## START Text provided
Southwest Metals, Inc. et al v. Detroit, City of et al
Filing
20
OPINION AND ORDER DENYING PLAINTIFFS EMERGENCY MOTION FOR A TEMPORARY RESTRAINING ORDER AND PRELIMINARY INJUNCTION AND STAYING ALL FURTHER PROCEEDINGS - regarding motions 4 and 9 . Signed by District Judge Marianne O. Battani. (KDoa)
UNTIED STATES DISTRICT COURT
EASTERN DISTRICT OF MICHIGAN
SOUTHERN DIVISION
SOUTHWEST METALS, INC., a Michigan
corporation, and JOSEPH FAWAZ, an
individual,
Plaintiffs,
CASE NO. 2:15-cv-11080
v.
HON. MARIANNE O. BATTANI
CITY OF DETROIT, MICHAEL E.
DUGGAN, Mayor of Detroit, in his official
capacity, DETROIT POLICE
DEPARTMENT, JAMES CRAIG, Detroit
Police Chief, in his official capacity, SGT.
REBECCA McKAY, in her individual and
official capacities, KEVIN JONES, City of
Detroit Business License Center Manager,
in his official capacity, and CITY OF
DETROIT BUSINESS LICENSE CENTER,
jointly and severally,
Defendants.
_______________________ __________/
OPINION AND ORDER DENYING PLAINTIFFS’ EMERGENCY
MOTION FOR A TEMPORARY RESTRAINING ORDER AND
PRELIMINARY INJUNCTION AND STAYING ALL FURTHER PROCEEDINGS
I.
INTRODUCTION & FACTUAL BACKGROUND
This matter is before the Court on Plaintiffs’ emergency motion for a temporary
restraining order and preliminary injunction (Doc. 4) and their supplemental emergency
motion for a temporary restraining order (Doc. 9). Southwest Metals, Inc., (Southwest)
is an Arab-American-owned scrap yard located in the metro-Detroit area, purportedly
owned by Joseph Fawaz.
Plaintiffs claim that in May 2013, Southwest unwittingly
purchased stolen copper wire from an individual identified as Mr. Richardson, thereby
becoming involved in a Detroit Police Department investigation. Plaintiffs cooperated
with the police department’s Copper Theft Task Force throughout the investigation of
Mr. Richardson.
After the case against Mr. Richardson had been investigated,
prosecuted, and closed, Plaintiffs claim that Sgt. Rebecca McKay initiated an “abusive”
and “harassing” investigation of Plaintiffs.
## END Text provided
Render this sentence from the court opinion above in Spanish: "Plaintiffs cooperated with the police department’s Copper Theft Task Force throughout the investigation of Mr. Richardson."
## START Data provided
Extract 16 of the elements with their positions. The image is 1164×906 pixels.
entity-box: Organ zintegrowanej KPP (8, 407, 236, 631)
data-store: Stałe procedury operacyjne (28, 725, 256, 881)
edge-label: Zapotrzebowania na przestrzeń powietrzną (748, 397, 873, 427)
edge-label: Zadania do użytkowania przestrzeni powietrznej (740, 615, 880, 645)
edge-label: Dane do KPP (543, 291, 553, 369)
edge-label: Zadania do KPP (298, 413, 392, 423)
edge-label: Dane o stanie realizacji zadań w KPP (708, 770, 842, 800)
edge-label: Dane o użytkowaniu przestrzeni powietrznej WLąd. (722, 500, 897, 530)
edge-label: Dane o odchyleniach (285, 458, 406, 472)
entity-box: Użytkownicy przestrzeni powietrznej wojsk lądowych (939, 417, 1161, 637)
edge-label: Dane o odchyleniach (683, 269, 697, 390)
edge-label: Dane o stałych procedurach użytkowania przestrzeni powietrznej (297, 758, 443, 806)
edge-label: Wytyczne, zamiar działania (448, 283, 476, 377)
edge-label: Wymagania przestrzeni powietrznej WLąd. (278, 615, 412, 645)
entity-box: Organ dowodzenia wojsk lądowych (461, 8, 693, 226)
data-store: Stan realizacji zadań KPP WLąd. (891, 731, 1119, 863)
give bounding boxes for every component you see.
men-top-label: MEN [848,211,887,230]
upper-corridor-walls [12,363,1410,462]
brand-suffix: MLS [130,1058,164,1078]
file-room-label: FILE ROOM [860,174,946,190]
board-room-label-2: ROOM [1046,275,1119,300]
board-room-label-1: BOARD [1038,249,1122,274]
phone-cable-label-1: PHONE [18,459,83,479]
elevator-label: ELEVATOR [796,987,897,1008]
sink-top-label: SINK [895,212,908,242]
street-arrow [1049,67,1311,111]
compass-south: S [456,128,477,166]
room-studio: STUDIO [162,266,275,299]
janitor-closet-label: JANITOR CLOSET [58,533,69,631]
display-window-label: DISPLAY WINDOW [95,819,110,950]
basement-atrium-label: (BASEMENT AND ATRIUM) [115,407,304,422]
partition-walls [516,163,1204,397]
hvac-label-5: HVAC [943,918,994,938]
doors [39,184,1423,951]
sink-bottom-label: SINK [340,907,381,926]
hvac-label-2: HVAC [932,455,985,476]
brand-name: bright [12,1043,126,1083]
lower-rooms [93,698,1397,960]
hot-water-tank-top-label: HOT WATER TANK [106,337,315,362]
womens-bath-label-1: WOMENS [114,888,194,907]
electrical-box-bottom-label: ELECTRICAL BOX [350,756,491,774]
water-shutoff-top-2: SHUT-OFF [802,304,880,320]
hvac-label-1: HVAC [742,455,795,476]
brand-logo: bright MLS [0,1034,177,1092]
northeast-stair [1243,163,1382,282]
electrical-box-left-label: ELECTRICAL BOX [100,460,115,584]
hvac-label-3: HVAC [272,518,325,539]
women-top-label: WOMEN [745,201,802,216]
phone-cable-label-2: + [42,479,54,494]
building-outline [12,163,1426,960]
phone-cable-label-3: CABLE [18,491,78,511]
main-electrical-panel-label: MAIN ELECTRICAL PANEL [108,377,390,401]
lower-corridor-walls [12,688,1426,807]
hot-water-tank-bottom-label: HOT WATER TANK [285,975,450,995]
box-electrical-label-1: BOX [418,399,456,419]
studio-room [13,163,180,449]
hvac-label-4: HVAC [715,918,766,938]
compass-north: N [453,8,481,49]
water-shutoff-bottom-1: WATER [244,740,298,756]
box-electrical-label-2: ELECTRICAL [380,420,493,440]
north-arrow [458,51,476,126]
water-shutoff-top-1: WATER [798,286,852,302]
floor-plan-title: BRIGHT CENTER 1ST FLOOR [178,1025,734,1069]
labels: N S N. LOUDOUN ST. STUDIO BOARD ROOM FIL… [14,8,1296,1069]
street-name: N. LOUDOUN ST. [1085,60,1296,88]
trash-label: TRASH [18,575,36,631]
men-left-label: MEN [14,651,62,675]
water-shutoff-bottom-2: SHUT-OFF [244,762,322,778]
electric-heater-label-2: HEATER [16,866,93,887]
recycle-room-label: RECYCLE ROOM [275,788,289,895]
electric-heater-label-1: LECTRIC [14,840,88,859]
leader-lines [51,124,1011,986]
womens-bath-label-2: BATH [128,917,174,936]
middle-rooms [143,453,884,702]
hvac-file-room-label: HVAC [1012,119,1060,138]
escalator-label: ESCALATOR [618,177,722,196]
## END Data provided
- The solution
Los demandantes cooperaron con el Grupo de Trabajo contra el Robo de Cobre del departamento de policía durante toda la investigación del Sr. Richardson.